═════ Dataset records

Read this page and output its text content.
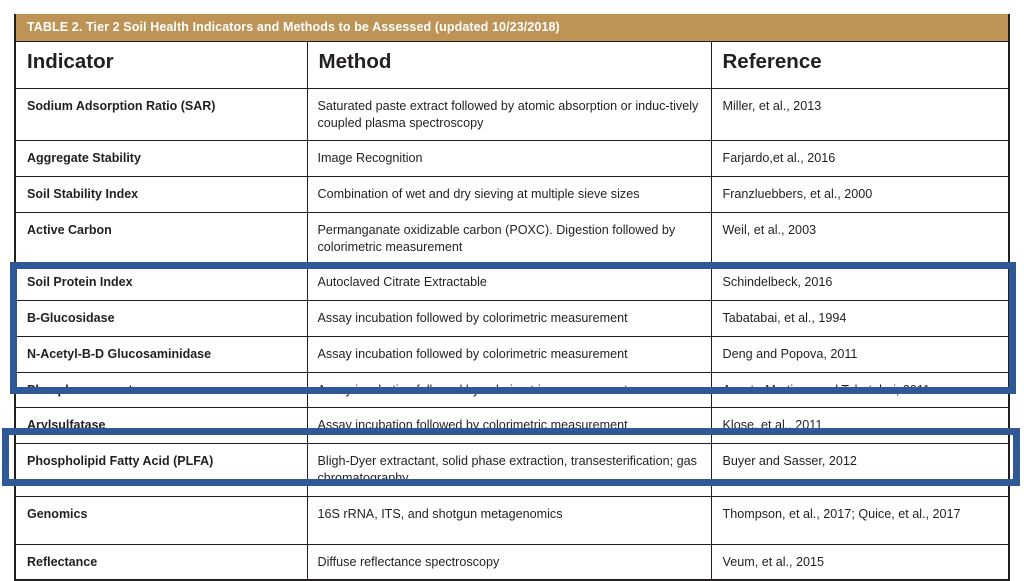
TABLE 2. Tier 2 Soil Health Indicators and Methods to be Assessed (updated 10/23/2018)
Indicator	Method	Reference
Sodium Adsorption Ratio (SAR)	Saturated paste extract followed by atomic absorption or induc-tively coupled plasma spectroscopy	Miller, et al., 2013
Aggregate Stability	Image Recognition	Farjardo,et al., 2016
Soil Stability Index	Combination of wet and dry sieving at multiple sieve sizes	Franzluebbers, et al., 2000
Active Carbon	Permanganate oxidizable carbon (POXC). Digestion followed by colorimetric measurement	Weil, et al., 2003
Soil Protein Index	Autoclaved Citrate Extractable	Schindelbeck, 2016
B-Glucosidase	Assay incubation followed by colorimetric measurement	Tabatabai, et al., 1994
N-Acetyl-B-D Glucosaminidase	Assay incubation followed by colorimetric measurement	Deng and Popova, 2011
Phosphomonoesterase	Assay incubation followed by colorimetric measurement	Acosta-Martinez and Tabatabai, 2011
Arylsulfatase	Assay incubation followed by colorimetric measurement	Klose, et al., 2011
Phospholipid Fatty Acid (PLFA)	Bligh-Dyer extractant, solid phase extraction, transesterification; gas chromatography	Buyer and Sasser, 2012
Genomics	16S rRNA, ITS, and shotgun metagenomics	Thompson, et al., 2017; Quice, et al., 2017
Reflectance	Diffuse reflectance spectroscopy	Veum, et al., 2015
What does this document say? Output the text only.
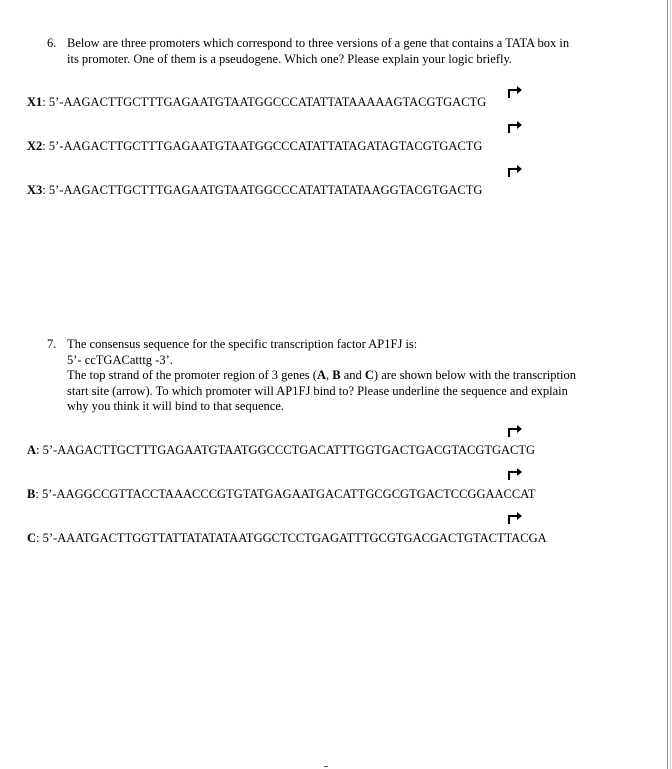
6. Below are three promoters which correspond to three versions of a gene that contains a TATA box in
its promoter. One of them is a pseudogene. Which one? Please explain your logic briefly.
X1: 5’-AAGACTTGCTTTGAGAATGTAATGGCCCATATTATAAAAAGTACGTGACTG
X2: 5’-AAGACTTGCTTTGAGAATGTAATGGCCCATATTATAGATAGTACGTGACTG
X3: 5’-AAGACTTGCTTTGAGAATGTAATGGCCCATATTATATAAGGTACGTGACTG
7. The consensus sequence for the specific transcription factor AP1FJ is:
5’- ccTGACatttg -3’.
The top strand of the promoter region of 3 genes (A, B and C) are shown below with the transcription
start site (arrow). To which promoter will AP1FJ bind to? Please underline the sequence and explain
why you think it will bind to that sequence.
A: 5’-AAGACTTGCTTTGAGAATGTAATGGCCCTGACATTTGGTGACTGACGTACGTGACTG
B: 5’-AAGGCCGTTACCTAAACCCGTGTATGAGAATGACATTGCGCGTGACTCCGGAACCAT
C: 5’-AAATGACTTGGTTATTATATATAATGGCTCCTGAGATTTGCGTGACGACTGTACTTACGA
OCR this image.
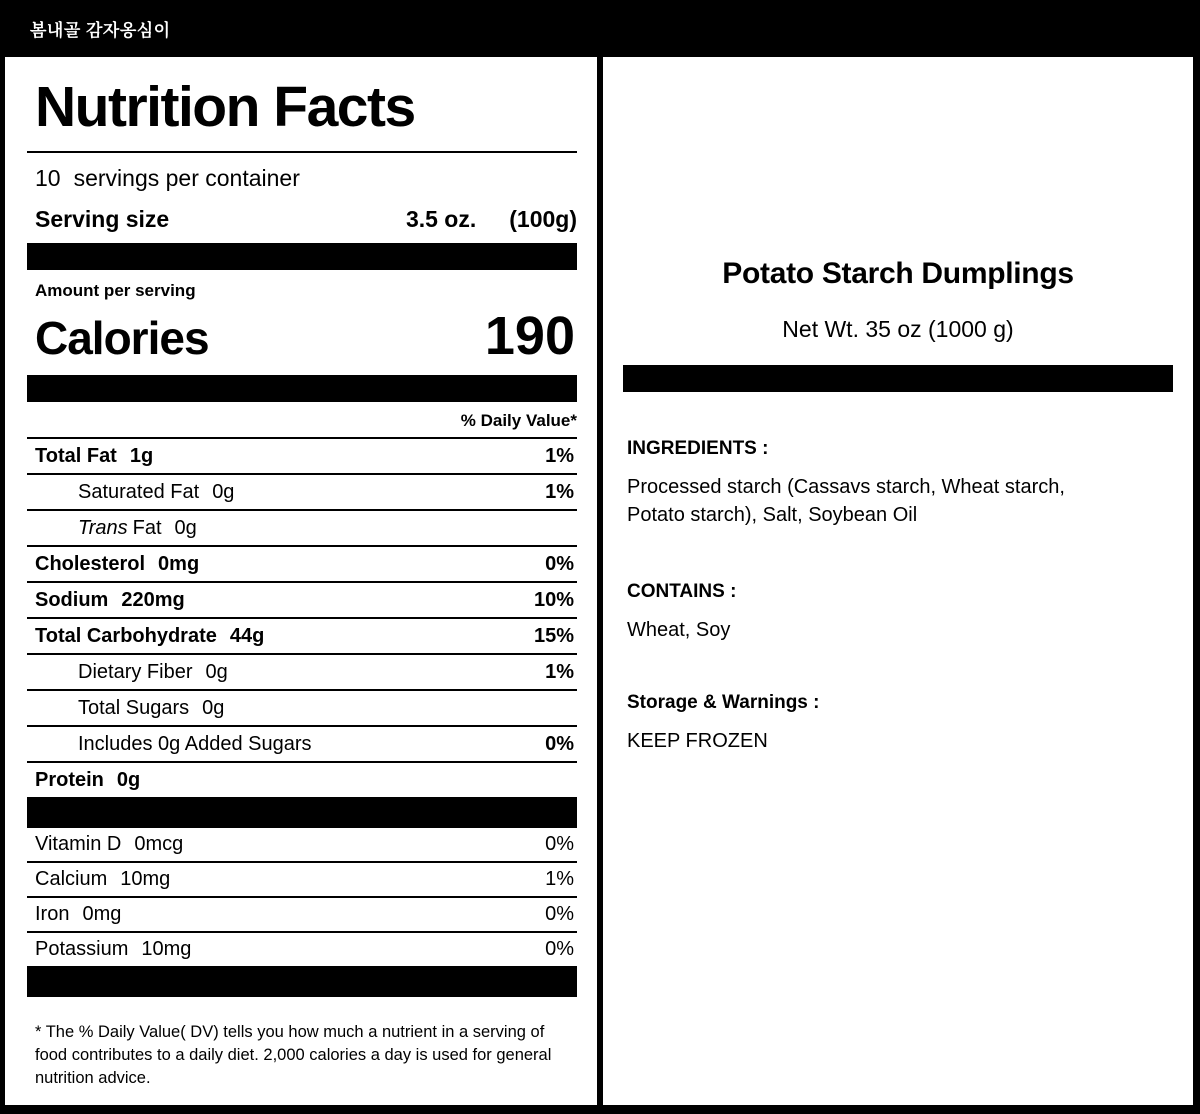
봄내골 감자옹심이
Nutrition Facts
10 servings per container
Serving size	3.5 oz. (100g)
Amount per serving
Calories	190
% Daily Value*
Total Fat 1g	1%
Saturated Fat 0g	1%
Trans Fat 0g
Cholesterol 0mg	0%
Sodium 220mg	10%
Total Carbohydrate 44g	15%
Dietary Fiber 0g	1%
Total Sugars 0g
Includes 0g Added Sugars	0%
Protein 0g
Vitamin D 0mcg	0%
Calcium 10mg	1%
Iron 0mg	0%
Potassium 10mg	0%

* The % Daily Value( DV) tells you how much a nutrient in a serving of food contributes to a daily diet. 2,000 calories a day is used for general nutrition advice.

Potato Starch Dumplings
Net Wt. 35 oz (1000 g)
INGREDIENTS :
Processed starch (Cassavs starch, Wheat starch, Potato starch), Salt, Soybean Oil
CONTAINS :
Wheat, Soy
Storage & Warnings :
KEEP FROZEN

══════════

Exercise instructions:
Could you find each line in the entries that contains the string "colorimetric" and copy it?

Written answer:
Active Carbon	Permanganate oxidizable carbon (POXC). Digestion followed by colorimetric measurement	Weil, et al., 2003
B-Glucosidase	Assay incubation followed by colorimetric measurement	Tabatabai, et al., 1994
N-Acetyl-B-D Glucosaminidase	Assay incubation followed by colorimetric measurement	Deng and Popova, 2011
Phosphomonoesterase	Assay incubation followed by colorimetric measurement	Acosta-Martinez and Tabatabai, 2011
Arylsulfatase	Assay incubation followed by colorimetric measurement	Klose, et al., 2011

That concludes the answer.